■ Task details
Reproduce the records exactly.

■ Supplied material
________________

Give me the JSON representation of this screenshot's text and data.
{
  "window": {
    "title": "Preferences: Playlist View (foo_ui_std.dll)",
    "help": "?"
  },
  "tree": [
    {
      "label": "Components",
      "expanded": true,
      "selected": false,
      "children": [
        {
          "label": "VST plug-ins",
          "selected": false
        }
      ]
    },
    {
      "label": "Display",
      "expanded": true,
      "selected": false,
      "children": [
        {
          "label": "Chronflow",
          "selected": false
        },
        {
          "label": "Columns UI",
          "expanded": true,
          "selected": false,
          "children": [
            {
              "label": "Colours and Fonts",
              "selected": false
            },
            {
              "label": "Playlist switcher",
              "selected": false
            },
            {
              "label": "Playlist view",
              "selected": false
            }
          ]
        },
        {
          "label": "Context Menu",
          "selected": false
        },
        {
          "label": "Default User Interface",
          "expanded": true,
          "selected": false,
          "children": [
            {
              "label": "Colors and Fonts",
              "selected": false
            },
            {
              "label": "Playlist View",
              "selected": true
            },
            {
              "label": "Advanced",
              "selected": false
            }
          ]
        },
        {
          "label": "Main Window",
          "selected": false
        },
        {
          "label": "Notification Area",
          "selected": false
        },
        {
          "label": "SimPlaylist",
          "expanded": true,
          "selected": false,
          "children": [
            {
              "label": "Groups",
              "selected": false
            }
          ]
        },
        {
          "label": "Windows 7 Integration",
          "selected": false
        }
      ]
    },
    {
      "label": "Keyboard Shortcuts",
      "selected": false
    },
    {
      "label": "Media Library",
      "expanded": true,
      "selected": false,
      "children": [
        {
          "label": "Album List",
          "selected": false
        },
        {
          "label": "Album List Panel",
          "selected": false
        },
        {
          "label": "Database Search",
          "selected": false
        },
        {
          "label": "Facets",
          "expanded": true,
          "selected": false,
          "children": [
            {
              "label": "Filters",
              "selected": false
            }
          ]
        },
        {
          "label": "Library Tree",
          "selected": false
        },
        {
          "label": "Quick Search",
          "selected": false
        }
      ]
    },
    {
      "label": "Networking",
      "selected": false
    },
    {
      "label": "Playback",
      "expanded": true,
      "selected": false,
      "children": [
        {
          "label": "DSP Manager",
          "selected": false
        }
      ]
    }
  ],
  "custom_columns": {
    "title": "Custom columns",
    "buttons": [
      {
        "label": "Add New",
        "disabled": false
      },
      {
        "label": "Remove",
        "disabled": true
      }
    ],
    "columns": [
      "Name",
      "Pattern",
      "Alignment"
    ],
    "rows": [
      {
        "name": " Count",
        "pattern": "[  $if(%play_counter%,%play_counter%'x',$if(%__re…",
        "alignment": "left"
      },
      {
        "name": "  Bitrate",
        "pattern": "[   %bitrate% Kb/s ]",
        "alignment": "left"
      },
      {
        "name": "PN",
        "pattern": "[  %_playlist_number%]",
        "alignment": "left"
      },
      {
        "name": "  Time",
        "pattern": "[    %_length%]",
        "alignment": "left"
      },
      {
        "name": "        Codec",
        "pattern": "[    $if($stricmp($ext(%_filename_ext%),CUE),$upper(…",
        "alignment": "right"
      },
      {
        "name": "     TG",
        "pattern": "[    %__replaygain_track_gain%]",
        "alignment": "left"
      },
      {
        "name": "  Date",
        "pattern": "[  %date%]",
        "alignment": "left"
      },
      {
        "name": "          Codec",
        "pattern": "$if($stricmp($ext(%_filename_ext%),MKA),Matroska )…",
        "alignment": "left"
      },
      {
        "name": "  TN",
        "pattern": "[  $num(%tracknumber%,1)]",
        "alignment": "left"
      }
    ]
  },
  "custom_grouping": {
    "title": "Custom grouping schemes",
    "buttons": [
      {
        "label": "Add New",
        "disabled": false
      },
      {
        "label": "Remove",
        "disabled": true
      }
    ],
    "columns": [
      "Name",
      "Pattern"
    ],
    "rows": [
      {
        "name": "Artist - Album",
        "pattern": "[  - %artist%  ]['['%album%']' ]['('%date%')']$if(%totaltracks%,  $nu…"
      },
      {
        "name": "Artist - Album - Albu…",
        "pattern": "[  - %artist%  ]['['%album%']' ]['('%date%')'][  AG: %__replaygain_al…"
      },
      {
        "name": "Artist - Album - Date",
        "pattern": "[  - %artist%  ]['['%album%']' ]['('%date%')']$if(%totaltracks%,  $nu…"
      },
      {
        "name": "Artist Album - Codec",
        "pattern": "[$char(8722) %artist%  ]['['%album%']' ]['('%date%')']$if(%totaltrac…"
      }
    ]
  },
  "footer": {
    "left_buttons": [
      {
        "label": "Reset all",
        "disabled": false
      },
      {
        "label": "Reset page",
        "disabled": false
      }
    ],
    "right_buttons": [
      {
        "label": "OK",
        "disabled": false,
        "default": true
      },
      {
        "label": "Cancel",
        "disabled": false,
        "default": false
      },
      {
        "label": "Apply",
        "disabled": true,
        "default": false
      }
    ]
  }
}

________________

■ Expected answer
Give me the JSON representation of this screenshot's text and data.
{
  "window": {
    "title": "Preferences: Playlist View (foo_ui_std.dll)",
    "help": "?"
  },
  "tree": [
    {
      "label": "Components",
      "expanded": true,
      "selected": false,
      "children": [
        {
          "label": "VST plug-ins",
          "selected": false
        }
      ]
    },
    {
      "label": "Display",
      "expanded": true,
      "selected": false,
      "children": [
        {
          "label": "Chronflow",
          "selected": false
        },
        {
          "label": "Columns UI",
          "expanded": true,
          "selected": false,
          "children": [
            {
              "label": "Colours and Fonts",
              "selected": false
            },
            {
              "label": "Playlist switcher",
              "selected": false
            },
            {
              "label": "Playlist view",
              "selected": false
            }
          ]
        },
        {
          "label": "Context Menu",
          "selected": false
        },
        {
          "label": "Default User Interface",
          "expanded": true,
          "selected": false,
          "children": [
            {
              "label": "Colors and Fonts",
              "selected": false
            },
            {
              "label": "Playlist View",
              "selected": true
            },
            {
              "label": "Advanced",
              "selected": false
            }
          ]
        },
        {
          "label": "Main Window",
          "selected": false
        },
        {
          "label": "Notification Area",
          "selected": false
        },
        {
          "label": "SimPlaylist",
          "expanded": true,
          "selected": false,
          "children": [
            {
              "label": "Groups",
              "selected": false
            }
          ]
        },
        {
          "label": "Windows 7 Integration",
          "selected": false
        }
      ]
    },
    {
      "label": "Keyboard Shortcuts",
      "selected": false
    },
    {
      "label": "Media Library",
      "expanded": true,
      "selected": false,
      "children": [
        {
          "label": "Album List",
          "selected": false
        },
        {
          "label": "Album List Panel",
          "selected": false
        },
        {
          "label": "Database Search",
          "selected": false
        },
        {
          "label": "Facets",
          "expanded": true,
          "selected": false,
          "children": [
            {
              "label": "Filters",
              "selected": false
            }
          ]
        },
        {
          "label": "Library Tree",
          "selected": false
        },
        {
          "label": "Quick Search",
          "selected": false
        }
      ]
    },
    {
      "label": "Networking",
      "selected": false
    },
    {
      "label": "Playback",
      "expanded": true,
      "selected": false,
      "children": [
        {
          "label": "DSP Manager",
          "selected": false
        }
      ]
    }
  ],
  "custom_columns": {
    "title": "Custom columns",
    "buttons": [
      {
        "label": "Add New",
        "disabled": false
      },
      {
        "label": "Remove",
        "disabled": true
      }
    ],
    "columns": [
      "Name",
      "Pattern",
      "Alignment"
    ],
    "rows": [
      {
        "name": " Count",
        "pattern": "[  $if(%play_counter%,%play_counter%'x',$if(%__re…",
        "alignment": "left"
      },
      {
        "name": "  Bitrate",
        "pattern": "[   %bitrate% Kb/s ]",
        "alignment": "left"
      },
      {
        "name": "PN",
        "pattern": "[  %_playlist_number%]",
        "alignment": "left"
      },
      {
        "name": "  Time",
        "pattern": "[    %_length%]",
        "alignment": "left"
      },
      {
        "name": "        Codec",
        "pattern": "[    $if($stricmp($ext(%_filename_ext%),CUE),$upper(…",
        "alignment": "right"
      },
      {
        "name": "     TG",
        "pattern": "[    %__replaygain_track_gain%]",
        "alignment": "left"
      },
      {
        "name": "  Date",
        "pattern": "[  %date%]",
        "alignment": "left"
      },
      {
        "name": "          Codec",
        "pattern": "$if($stricmp($ext(%_filename_ext%),MKA),Matroska )…",
        "alignment": "left"
      },
      {
        "name": "  TN",
        "pattern": "[  $num(%tracknumber%,1)]",
        "alignment": "left"
      }
    ]
  },
  "custom_grouping": {
    "title": "Custom grouping schemes",
    "buttons": [
      {
        "label": "Add New",
        "disabled": false
      },
      {
        "label": "Remove",
        "disabled": true
      }
    ],
    "columns": [
      "Name",
      "Pattern"
    ],
    "rows": [
      {
        "name": "Artist - Album",
        "pattern": "[  - %artist%  ]['['%album%']' ]['('%date%')']$if(%totaltracks%,  $nu…"
      },
      {
        "name": "Artist - Album - Albu…",
        "pattern": "[  - %artist%  ]['['%album%']' ]['('%date%')'][  AG: %__replaygain_al…"
      },
      {
        "name": "Artist - Album - Date",
        "pattern": "[  - %artist%  ]['['%album%']' ]['('%date%')']$if(%totaltracks%,  $nu…"
      },
      {
        "name": "Artist Album - Codec",
        "pattern": "[$char(8722) %artist%  ]['['%album%']' ]['('%date%')']$if(%totaltrac…"
      }
    ]
  },
  "footer": {
    "left_buttons": [
      {
        "label": "Reset all",
        "disabled": false
      },
      {
        "label": "Reset page",
        "disabled": false
      }
    ],
    "right_buttons": [
      {
        "label": "OK",
        "disabled": false,
        "default": true
      },
      {
        "label": "Cancel",
        "disabled": false,
        "default": false
      },
      {
        "label": "Apply",
        "disabled": true,
        "default": false
      }
    ]
  }
}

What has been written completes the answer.